Short task — Pick out all lines in the listing holding the string "àñòî" and copy them.

Available records —
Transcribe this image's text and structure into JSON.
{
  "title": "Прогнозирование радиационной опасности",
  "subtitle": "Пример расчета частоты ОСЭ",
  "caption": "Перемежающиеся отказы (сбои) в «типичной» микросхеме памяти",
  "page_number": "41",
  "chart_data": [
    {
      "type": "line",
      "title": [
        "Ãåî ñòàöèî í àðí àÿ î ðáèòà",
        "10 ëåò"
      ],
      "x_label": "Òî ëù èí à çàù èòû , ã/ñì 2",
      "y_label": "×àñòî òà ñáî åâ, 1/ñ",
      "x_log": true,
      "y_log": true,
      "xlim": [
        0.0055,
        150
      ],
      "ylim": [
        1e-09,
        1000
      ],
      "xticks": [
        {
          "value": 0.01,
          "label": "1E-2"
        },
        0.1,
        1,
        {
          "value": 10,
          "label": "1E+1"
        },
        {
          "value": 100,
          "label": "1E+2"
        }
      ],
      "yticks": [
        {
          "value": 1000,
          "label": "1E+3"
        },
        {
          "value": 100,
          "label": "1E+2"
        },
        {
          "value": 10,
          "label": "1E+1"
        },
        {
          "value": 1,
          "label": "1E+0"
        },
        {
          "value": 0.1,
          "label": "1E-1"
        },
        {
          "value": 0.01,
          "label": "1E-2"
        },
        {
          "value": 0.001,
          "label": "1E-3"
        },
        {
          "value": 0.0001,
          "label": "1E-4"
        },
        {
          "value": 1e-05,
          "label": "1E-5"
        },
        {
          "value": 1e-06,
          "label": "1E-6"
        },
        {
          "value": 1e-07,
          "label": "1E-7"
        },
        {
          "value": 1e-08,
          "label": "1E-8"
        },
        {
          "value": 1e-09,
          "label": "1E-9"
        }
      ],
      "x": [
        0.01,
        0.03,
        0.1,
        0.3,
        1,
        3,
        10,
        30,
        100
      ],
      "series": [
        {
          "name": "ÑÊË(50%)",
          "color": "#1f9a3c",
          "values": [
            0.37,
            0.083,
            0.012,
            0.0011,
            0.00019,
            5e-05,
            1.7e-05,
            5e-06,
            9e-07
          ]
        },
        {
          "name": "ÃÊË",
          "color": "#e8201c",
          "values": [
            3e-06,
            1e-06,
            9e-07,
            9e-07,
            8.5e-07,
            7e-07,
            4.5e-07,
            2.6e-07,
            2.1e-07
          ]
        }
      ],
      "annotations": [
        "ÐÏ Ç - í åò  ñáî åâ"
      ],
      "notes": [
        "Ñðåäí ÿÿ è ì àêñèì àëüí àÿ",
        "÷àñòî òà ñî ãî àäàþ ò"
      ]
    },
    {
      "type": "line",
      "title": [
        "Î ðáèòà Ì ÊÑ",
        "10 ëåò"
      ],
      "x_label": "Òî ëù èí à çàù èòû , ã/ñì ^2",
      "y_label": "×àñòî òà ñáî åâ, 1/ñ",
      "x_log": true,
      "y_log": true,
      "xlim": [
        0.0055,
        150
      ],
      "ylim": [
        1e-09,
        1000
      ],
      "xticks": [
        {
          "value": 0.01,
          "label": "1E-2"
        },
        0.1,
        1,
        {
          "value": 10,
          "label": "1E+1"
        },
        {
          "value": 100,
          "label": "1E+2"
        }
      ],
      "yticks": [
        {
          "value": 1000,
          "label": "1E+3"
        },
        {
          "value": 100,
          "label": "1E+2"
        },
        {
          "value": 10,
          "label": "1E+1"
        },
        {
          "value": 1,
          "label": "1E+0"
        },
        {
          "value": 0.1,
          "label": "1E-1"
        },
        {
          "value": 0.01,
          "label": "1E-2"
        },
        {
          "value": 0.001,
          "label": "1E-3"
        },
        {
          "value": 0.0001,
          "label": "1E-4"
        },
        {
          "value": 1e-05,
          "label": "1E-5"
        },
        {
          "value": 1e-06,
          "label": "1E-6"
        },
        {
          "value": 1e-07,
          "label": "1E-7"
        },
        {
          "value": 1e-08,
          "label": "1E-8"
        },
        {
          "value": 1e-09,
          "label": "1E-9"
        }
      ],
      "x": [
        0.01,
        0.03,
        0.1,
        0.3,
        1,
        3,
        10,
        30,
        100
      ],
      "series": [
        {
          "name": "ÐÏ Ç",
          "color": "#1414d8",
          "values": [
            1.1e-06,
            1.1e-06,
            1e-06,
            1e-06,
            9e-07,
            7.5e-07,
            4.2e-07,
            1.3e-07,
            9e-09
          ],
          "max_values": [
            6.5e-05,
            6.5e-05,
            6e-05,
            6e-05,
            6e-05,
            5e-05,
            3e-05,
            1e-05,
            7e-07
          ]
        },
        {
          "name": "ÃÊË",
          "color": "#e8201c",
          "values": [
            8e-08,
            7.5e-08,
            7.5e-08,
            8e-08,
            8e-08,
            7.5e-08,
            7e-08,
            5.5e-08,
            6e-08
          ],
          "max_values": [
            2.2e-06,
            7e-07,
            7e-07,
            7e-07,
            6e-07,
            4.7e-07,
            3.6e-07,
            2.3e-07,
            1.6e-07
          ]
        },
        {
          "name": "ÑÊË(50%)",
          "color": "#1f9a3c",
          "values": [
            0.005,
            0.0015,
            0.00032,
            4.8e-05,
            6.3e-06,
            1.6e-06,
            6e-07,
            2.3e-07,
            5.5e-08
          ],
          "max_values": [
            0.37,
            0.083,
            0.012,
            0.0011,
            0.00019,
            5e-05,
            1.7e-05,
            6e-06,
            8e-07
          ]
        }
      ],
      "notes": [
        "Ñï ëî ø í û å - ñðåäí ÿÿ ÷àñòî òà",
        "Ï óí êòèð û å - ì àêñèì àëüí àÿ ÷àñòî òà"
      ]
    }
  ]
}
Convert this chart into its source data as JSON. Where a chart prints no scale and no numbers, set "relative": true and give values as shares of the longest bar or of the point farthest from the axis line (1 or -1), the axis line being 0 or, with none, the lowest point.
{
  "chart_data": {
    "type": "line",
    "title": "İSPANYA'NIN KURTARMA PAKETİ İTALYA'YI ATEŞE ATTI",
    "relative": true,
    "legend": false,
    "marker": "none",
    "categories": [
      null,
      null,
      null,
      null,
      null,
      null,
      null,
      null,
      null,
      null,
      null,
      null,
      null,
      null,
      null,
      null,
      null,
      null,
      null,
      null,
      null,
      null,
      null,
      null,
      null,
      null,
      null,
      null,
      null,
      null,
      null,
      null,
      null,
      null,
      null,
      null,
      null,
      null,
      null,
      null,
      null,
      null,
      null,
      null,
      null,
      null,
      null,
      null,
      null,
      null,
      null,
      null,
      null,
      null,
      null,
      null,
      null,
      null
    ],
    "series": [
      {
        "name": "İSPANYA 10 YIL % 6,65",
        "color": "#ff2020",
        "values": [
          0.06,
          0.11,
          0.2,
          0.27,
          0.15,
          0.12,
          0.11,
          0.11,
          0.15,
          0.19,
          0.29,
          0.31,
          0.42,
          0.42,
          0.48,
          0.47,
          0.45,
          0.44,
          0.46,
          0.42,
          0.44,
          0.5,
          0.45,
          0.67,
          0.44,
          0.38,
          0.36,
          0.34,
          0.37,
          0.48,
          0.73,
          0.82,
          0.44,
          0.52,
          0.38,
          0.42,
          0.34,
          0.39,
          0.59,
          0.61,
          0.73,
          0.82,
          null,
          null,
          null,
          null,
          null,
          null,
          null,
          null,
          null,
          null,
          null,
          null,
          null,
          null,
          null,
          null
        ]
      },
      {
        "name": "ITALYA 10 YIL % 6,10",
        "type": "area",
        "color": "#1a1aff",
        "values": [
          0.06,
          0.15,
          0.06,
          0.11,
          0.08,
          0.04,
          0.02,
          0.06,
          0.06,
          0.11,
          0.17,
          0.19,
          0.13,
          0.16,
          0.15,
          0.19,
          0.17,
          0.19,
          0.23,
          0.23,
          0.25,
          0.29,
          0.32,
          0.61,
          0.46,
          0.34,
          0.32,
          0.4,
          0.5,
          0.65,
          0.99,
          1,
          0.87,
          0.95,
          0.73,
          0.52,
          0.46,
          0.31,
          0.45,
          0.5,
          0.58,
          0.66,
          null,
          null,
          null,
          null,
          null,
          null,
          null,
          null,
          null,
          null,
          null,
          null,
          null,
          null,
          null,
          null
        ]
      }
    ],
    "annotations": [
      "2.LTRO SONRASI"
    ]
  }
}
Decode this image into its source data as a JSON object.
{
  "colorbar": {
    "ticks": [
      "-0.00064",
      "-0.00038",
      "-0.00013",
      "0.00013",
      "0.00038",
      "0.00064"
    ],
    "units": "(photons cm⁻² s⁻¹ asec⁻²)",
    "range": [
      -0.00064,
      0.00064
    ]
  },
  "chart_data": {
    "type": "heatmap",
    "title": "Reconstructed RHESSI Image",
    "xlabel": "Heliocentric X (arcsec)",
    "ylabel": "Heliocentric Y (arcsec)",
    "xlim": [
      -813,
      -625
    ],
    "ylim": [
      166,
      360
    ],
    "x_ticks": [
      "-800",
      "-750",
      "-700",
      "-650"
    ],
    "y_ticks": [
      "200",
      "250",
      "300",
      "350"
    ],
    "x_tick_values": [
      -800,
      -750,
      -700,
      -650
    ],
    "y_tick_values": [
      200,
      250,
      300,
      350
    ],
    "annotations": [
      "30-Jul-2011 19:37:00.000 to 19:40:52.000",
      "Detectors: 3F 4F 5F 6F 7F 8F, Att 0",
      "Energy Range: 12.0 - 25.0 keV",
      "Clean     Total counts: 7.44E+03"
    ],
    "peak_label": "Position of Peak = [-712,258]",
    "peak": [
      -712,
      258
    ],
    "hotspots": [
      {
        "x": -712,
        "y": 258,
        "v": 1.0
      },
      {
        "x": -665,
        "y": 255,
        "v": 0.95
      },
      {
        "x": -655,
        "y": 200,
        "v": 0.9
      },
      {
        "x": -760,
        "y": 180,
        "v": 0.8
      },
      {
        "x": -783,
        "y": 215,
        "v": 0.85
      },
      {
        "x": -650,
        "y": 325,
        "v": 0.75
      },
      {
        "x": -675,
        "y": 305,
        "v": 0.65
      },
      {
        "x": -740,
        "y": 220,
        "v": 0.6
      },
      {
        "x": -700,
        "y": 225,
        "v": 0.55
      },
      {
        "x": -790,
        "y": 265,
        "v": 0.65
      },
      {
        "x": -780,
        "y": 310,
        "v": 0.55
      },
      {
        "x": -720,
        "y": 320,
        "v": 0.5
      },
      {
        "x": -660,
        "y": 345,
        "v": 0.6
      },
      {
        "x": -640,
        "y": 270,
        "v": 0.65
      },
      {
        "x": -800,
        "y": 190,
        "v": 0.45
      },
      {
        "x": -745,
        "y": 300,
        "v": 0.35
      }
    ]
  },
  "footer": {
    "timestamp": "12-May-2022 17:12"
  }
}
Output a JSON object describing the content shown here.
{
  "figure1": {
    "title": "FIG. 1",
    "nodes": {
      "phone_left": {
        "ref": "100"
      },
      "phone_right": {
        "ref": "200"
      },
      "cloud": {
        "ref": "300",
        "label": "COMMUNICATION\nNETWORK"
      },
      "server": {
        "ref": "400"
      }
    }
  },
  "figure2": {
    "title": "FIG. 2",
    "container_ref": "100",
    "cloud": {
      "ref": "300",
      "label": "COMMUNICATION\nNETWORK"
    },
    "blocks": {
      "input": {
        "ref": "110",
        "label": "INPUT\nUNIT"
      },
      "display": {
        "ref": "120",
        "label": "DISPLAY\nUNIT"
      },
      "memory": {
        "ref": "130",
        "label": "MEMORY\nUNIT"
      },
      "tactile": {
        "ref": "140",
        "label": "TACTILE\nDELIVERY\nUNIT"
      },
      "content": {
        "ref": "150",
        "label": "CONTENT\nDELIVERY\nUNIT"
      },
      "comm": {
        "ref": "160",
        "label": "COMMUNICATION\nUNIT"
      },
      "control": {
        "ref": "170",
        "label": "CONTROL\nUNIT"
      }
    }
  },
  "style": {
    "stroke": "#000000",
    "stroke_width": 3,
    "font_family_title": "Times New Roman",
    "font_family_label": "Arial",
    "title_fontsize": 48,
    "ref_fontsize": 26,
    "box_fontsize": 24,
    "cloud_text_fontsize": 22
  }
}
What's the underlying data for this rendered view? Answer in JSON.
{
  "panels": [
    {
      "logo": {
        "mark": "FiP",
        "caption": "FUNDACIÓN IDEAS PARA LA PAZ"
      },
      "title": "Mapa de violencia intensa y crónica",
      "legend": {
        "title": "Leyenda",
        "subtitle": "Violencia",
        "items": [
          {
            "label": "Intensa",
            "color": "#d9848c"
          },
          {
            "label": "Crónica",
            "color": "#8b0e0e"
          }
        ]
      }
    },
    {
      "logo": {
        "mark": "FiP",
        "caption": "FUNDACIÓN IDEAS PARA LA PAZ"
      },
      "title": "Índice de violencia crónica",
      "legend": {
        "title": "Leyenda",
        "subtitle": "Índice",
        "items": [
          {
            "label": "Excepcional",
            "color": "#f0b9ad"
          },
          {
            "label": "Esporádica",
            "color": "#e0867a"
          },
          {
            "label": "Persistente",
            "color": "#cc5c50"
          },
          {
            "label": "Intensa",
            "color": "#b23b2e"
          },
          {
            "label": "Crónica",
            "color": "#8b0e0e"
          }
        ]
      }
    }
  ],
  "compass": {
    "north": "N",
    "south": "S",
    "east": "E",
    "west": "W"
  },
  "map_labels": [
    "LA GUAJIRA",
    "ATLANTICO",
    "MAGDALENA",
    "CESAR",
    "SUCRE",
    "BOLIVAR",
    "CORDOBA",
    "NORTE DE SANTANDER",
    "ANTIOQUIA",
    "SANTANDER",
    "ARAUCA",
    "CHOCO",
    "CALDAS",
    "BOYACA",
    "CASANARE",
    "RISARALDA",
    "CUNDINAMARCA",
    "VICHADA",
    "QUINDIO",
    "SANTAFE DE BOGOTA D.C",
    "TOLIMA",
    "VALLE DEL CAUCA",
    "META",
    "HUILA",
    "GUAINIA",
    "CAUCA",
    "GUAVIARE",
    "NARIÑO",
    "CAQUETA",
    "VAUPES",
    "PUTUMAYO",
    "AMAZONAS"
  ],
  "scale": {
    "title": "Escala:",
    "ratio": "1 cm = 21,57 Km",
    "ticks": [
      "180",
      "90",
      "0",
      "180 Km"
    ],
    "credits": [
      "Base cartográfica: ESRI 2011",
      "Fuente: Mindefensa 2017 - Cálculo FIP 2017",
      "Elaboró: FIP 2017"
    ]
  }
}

Correct answer —
      "y_label": "×àñòî òà ñáî åâ, 1/ñ",
        "÷àñòî òà ñî ãî àäàþ ò"
      "y_label": "×àñòî òà ñáî åâ, 1/ñ",
        "Ñï ëî ø í û å - ñðåäí ÿÿ ÷àñòî òà",
        "Ï óí êòèð û å - ì àêñèì àëüí àÿ ÷àñòî òà"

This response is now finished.